Make sure to set a password for the newly created user. This should be self-explanatory from a security standpoint.

From within WSL, do

sudo passwd username

Set it as the default

If you don’t have any other distro installed, you won’t have to do anything.

If you do, however, and want to use the Fedora distro by default, just run the following

wsl.exe --set-default FedoraLinux-42

Just Works™?

Note

This should only be neccessary if you’re behind a (corporate) proxy.

As I’m sitting behind a corporate http proxy, I initially had no access to the internet.

This can be confirmed by running

curl https://fedoraproject.org

To make WSL proxy-aware, I needed to

  1. Add the exports to the ~/.bashrc
~/.bashrc
PROXY_URL="http://<hostname>:<port>"
◆ ◆ ◆ ◆ ◆ ◆ ◆
- WHAT YOU NEED TO DO
Reproduce the Fedora WSL setup text above in full, word for word.

- DATASET CONTENT
◆ ◆ ◆ ◆ ◆ ◆ ◆
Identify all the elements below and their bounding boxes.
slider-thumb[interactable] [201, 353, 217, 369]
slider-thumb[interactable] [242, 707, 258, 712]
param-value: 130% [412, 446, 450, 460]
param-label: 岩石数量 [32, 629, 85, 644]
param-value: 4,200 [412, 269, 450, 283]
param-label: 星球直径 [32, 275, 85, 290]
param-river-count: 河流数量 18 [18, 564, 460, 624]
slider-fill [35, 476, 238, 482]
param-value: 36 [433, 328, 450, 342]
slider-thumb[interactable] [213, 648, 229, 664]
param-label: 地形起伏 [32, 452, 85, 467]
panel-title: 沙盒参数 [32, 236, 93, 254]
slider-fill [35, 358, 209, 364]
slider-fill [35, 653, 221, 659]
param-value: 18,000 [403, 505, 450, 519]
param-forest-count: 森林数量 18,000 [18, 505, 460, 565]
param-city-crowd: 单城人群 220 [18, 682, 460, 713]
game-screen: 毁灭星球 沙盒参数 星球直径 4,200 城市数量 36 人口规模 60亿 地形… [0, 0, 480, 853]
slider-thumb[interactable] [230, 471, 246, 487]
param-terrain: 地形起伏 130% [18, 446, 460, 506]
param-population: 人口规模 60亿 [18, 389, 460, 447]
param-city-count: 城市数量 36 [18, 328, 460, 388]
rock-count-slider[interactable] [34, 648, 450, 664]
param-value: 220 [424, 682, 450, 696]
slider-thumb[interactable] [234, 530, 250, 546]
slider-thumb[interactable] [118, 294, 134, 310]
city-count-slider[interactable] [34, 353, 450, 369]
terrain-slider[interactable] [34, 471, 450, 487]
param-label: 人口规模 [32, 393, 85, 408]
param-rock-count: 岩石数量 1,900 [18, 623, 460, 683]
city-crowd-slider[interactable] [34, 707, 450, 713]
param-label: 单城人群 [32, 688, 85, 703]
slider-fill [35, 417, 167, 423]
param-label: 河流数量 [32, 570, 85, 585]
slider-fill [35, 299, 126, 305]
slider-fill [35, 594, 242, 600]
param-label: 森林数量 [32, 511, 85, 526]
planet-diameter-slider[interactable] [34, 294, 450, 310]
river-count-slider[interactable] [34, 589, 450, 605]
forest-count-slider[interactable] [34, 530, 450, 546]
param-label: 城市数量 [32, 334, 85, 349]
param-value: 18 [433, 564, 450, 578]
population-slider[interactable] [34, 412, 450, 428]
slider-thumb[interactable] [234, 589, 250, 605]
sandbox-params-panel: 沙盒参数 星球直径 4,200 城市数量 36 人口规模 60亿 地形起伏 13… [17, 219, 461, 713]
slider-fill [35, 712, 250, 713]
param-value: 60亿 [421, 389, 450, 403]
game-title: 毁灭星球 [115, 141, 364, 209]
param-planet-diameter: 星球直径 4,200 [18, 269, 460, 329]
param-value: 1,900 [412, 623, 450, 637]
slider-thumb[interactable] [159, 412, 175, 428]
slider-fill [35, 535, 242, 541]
◆ ◆ ◆ ◆ ◆ ◆ ◆
- EXPECTED ANSWER
Make sure to set a password for the newly created user. This should be self-explanatory from a security standpoint.

From within WSL, do

sudo passwd username

Set it as the default

If you don’t have any other distro installed, you won’t have to do anything.

If you do, however, and want to use the Fedora distro by default, just run the following

wsl.exe --set-default FedoraLinux-42

Just Works™?

Note

This should only be neccessary if you’re behind a (corporate) proxy.

As I’m sitting behind a corporate http proxy, I initially had no access to the internet.

This can be confirmed by running

curl https://fedoraproject.org

To make WSL proxy-aware, I needed to

  1. Add the exports to the ~/.bashrc
~/.bashrc
PROXY_URL="http://<hostname>:<port>"